Write out each line from the data below that includes the word "trace".

(Chart and figure data)
-----

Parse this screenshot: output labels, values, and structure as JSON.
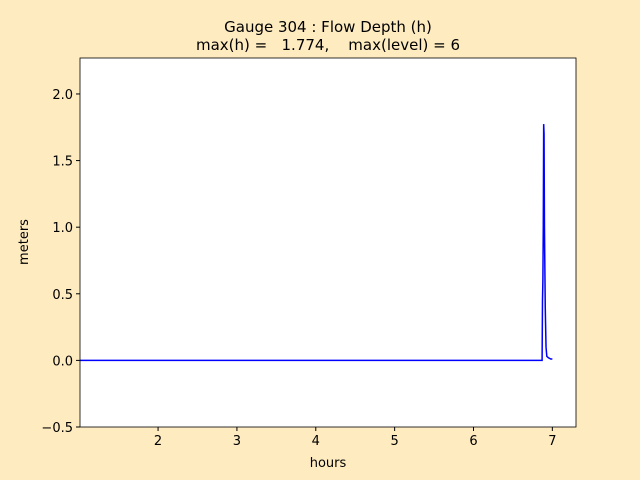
{
  "chart_data": {
    "type": "line",
    "title": "Gauge 304 : Flow Depth (h)",
    "subtitle": "max(h) =   1.774,    max(level) = 6",
    "x_label": "hours",
    "y_label": "meters",
    "series": [
      {
        "color": "#0000ff",
        "x": [
          1.01,
          2,
          3,
          4,
          5,
          6,
          6.87,
          6.875,
          6.88,
          6.885,
          6.89,
          6.895,
          6.9,
          6.91,
          6.92,
          6.93,
          6.95,
          6.98,
          7.0
        ],
        "values": [
          0,
          0,
          0,
          0,
          0,
          0,
          0,
          0.45,
          0.6,
          1.0,
          1.774,
          1.7,
          1.0,
          0.4,
          0.1,
          0.03,
          0.02,
          0.01,
          0.01
        ]
      }
    ],
    "xlim": [
      1.01,
      7.3
    ],
    "ylim": [
      -0.5,
      2.27
    ],
    "xticks": [
      2,
      3,
      4,
      5,
      6,
      7
    ],
    "yticks": [
      {
        "value": -0.5,
        "label": "−0.5"
      },
      {
        "value": 0,
        "label": "0.0"
      },
      {
        "value": 0.5,
        "label": "0.5"
      },
      {
        "value": 1,
        "label": "1.0"
      },
      {
        "value": 1.5,
        "label": "1.5"
      },
      {
        "value": 2,
        "label": "2.0"
      }
    ]
  }
}
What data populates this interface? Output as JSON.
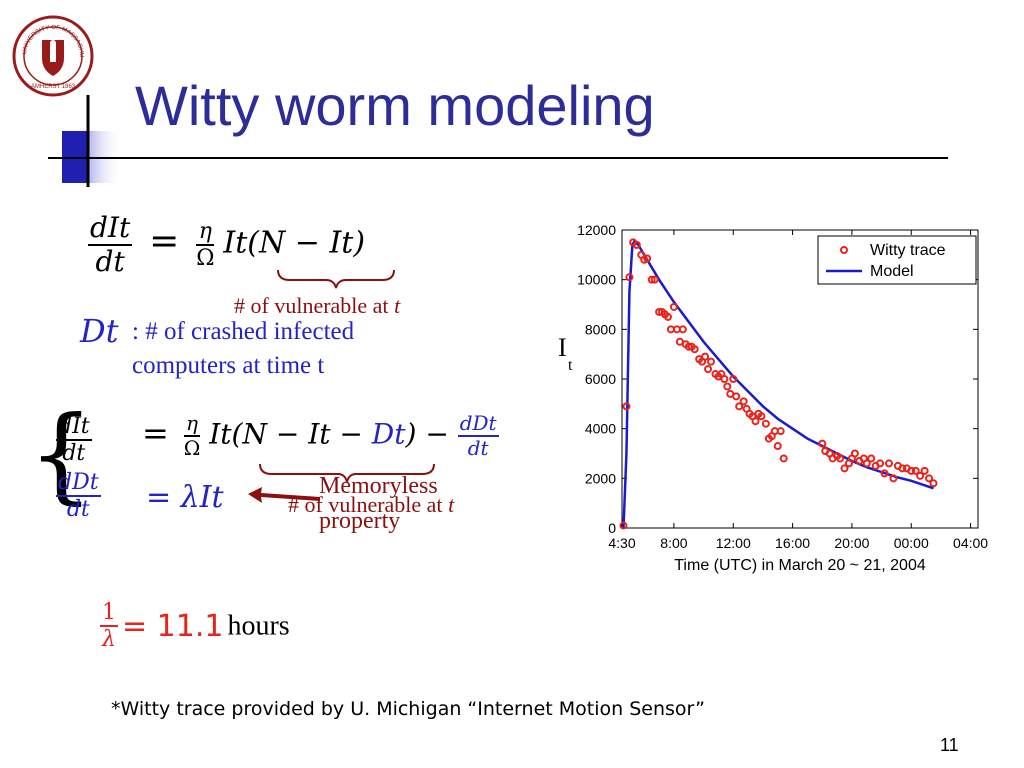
{
  "slide": {
    "title": "Witty worm modeling",
    "page_number": "11",
    "logo_text": "UNIVERSITY OF MASSACHUSETTS · AMHERST 1863"
  },
  "equations": {
    "eq1_num": "dIt",
    "eq1_den": "dt",
    "eq1_frac_num": "η",
    "eq1_frac_den": "Ω",
    "eq1_rhs": "It(N − It)",
    "brace1_label_text": "# of vulnerable at ",
    "brace1_label_var": "t",
    "dt_symbol": "Dt",
    "dt_desc_line1": ": # of crashed infected",
    "dt_desc_line2": "computers at time t",
    "sys_eq1_rhs_a": "It(N − It − ",
    "sys_eq1_rhs_b": "Dt",
    "sys_eq1_rhs_c": ") −",
    "sys_eq1_last_num": "dDt",
    "sys_eq1_last_den": "dt",
    "sys_eq2_num": "dDt",
    "sys_eq2_den": "dt",
    "sys_eq2_rhs": "= λIt",
    "brace2_label_text": "# of vulnerable at ",
    "brace2_label_var": "t",
    "memoryless_line1": "Memoryless",
    "memoryless_line2": "property",
    "lambda_num": "1",
    "lambda_den": "λ",
    "lambda_value": "= 11.1",
    "lambda_unit": "hours"
  },
  "footnote": "*Witty trace provided by U. Michigan “Internet Motion Sensor”",
  "chart_data": {
    "type": "scatter",
    "xlabel": "Time (UTC) in March 20 ~ 21, 2004",
    "ylabel": "I",
    "ylabel_sub": "t",
    "x_ticks": [
      {
        "x": 4.5,
        "label": "4:30"
      },
      {
        "x": 8,
        "label": "8:00"
      },
      {
        "x": 12,
        "label": "12:00"
      },
      {
        "x": 16,
        "label": "16:00"
      },
      {
        "x": 20,
        "label": "20:00"
      },
      {
        "x": 24,
        "label": "00:00"
      },
      {
        "x": 28,
        "label": "04:00"
      }
    ],
    "xlim": [
      4.5,
      28.5
    ],
    "ylim": [
      0,
      12000
    ],
    "y_ticks": [
      0,
      2000,
      4000,
      6000,
      8000,
      10000,
      12000
    ],
    "legend_placement": "top-right",
    "series": [
      {
        "name": "Witty trace",
        "style": "marker",
        "color": "#e8231c",
        "points": [
          [
            4.6,
            100
          ],
          [
            4.8,
            4900
          ],
          [
            5.0,
            10100
          ],
          [
            5.25,
            11500
          ],
          [
            5.5,
            11400
          ],
          [
            5.8,
            11000
          ],
          [
            6.0,
            10800
          ],
          [
            6.2,
            10850
          ],
          [
            6.5,
            10000
          ],
          [
            6.7,
            10000
          ],
          [
            7.0,
            8700
          ],
          [
            7.2,
            8700
          ],
          [
            7.4,
            8600
          ],
          [
            7.6,
            8500
          ],
          [
            7.8,
            8000
          ],
          [
            8.0,
            8900
          ],
          [
            8.2,
            8000
          ],
          [
            8.4,
            7500
          ],
          [
            8.6,
            8000
          ],
          [
            8.8,
            7400
          ],
          [
            9.0,
            7300
          ],
          [
            9.2,
            7300
          ],
          [
            9.4,
            7200
          ],
          [
            9.7,
            6800
          ],
          [
            9.9,
            6700
          ],
          [
            10.1,
            6900
          ],
          [
            10.3,
            6400
          ],
          [
            10.5,
            6700
          ],
          [
            10.8,
            6200
          ],
          [
            11.0,
            6100
          ],
          [
            11.2,
            6200
          ],
          [
            11.4,
            6000
          ],
          [
            11.6,
            5700
          ],
          [
            11.8,
            5400
          ],
          [
            12.0,
            6000
          ],
          [
            12.2,
            5300
          ],
          [
            12.4,
            4900
          ],
          [
            12.7,
            5100
          ],
          [
            12.9,
            4800
          ],
          [
            13.1,
            4600
          ],
          [
            13.3,
            4500
          ],
          [
            13.5,
            4300
          ],
          [
            13.7,
            4600
          ],
          [
            13.9,
            4500
          ],
          [
            14.2,
            4200
          ],
          [
            14.4,
            3600
          ],
          [
            14.6,
            3700
          ],
          [
            14.8,
            3900
          ],
          [
            15.0,
            3300
          ],
          [
            15.2,
            3900
          ],
          [
            15.4,
            2800
          ],
          [
            18.0,
            3400
          ],
          [
            18.2,
            3100
          ],
          [
            18.5,
            3000
          ],
          [
            18.7,
            2800
          ],
          [
            19.0,
            2900
          ],
          [
            19.2,
            2800
          ],
          [
            19.5,
            2400
          ],
          [
            19.8,
            2600
          ],
          [
            20.0,
            2800
          ],
          [
            20.2,
            3000
          ],
          [
            20.5,
            2700
          ],
          [
            20.8,
            2800
          ],
          [
            21.0,
            2600
          ],
          [
            21.3,
            2800
          ],
          [
            21.6,
            2500
          ],
          [
            21.9,
            2600
          ],
          [
            22.2,
            2200
          ],
          [
            22.5,
            2600
          ],
          [
            22.8,
            2000
          ],
          [
            23.1,
            2500
          ],
          [
            23.4,
            2400
          ],
          [
            23.7,
            2400
          ],
          [
            24.0,
            2300
          ],
          [
            24.3,
            2300
          ],
          [
            24.6,
            2100
          ],
          [
            24.9,
            2300
          ],
          [
            25.2,
            2000
          ],
          [
            25.5,
            1800
          ]
        ]
      },
      {
        "name": "Model",
        "style": "line",
        "color": "#1a1ad0",
        "points": [
          [
            4.6,
            0
          ],
          [
            4.8,
            3000
          ],
          [
            5.0,
            9500
          ],
          [
            5.2,
            11400
          ],
          [
            5.35,
            11550
          ],
          [
            5.6,
            11400
          ],
          [
            6.0,
            11000
          ],
          [
            7.0,
            10000
          ],
          [
            8.0,
            9100
          ],
          [
            9.0,
            8300
          ],
          [
            10.0,
            7500
          ],
          [
            11.0,
            6800
          ],
          [
            12.0,
            6100
          ],
          [
            13.0,
            5500
          ],
          [
            14.0,
            4900
          ],
          [
            15.0,
            4400
          ],
          [
            16.0,
            4000
          ],
          [
            17.0,
            3600
          ],
          [
            18.0,
            3300
          ],
          [
            19.0,
            3000
          ],
          [
            20.0,
            2700
          ],
          [
            21.0,
            2450
          ],
          [
            22.0,
            2250
          ],
          [
            23.0,
            2050
          ],
          [
            24.0,
            1900
          ],
          [
            25.0,
            1700
          ],
          [
            25.5,
            1600
          ]
        ]
      }
    ]
  }
}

-----

| THE RESPONSE |
  "footnote": "*Witty trace provided by U. Michigan “Internet Motion Sensor”",
        "name": "Witty trace",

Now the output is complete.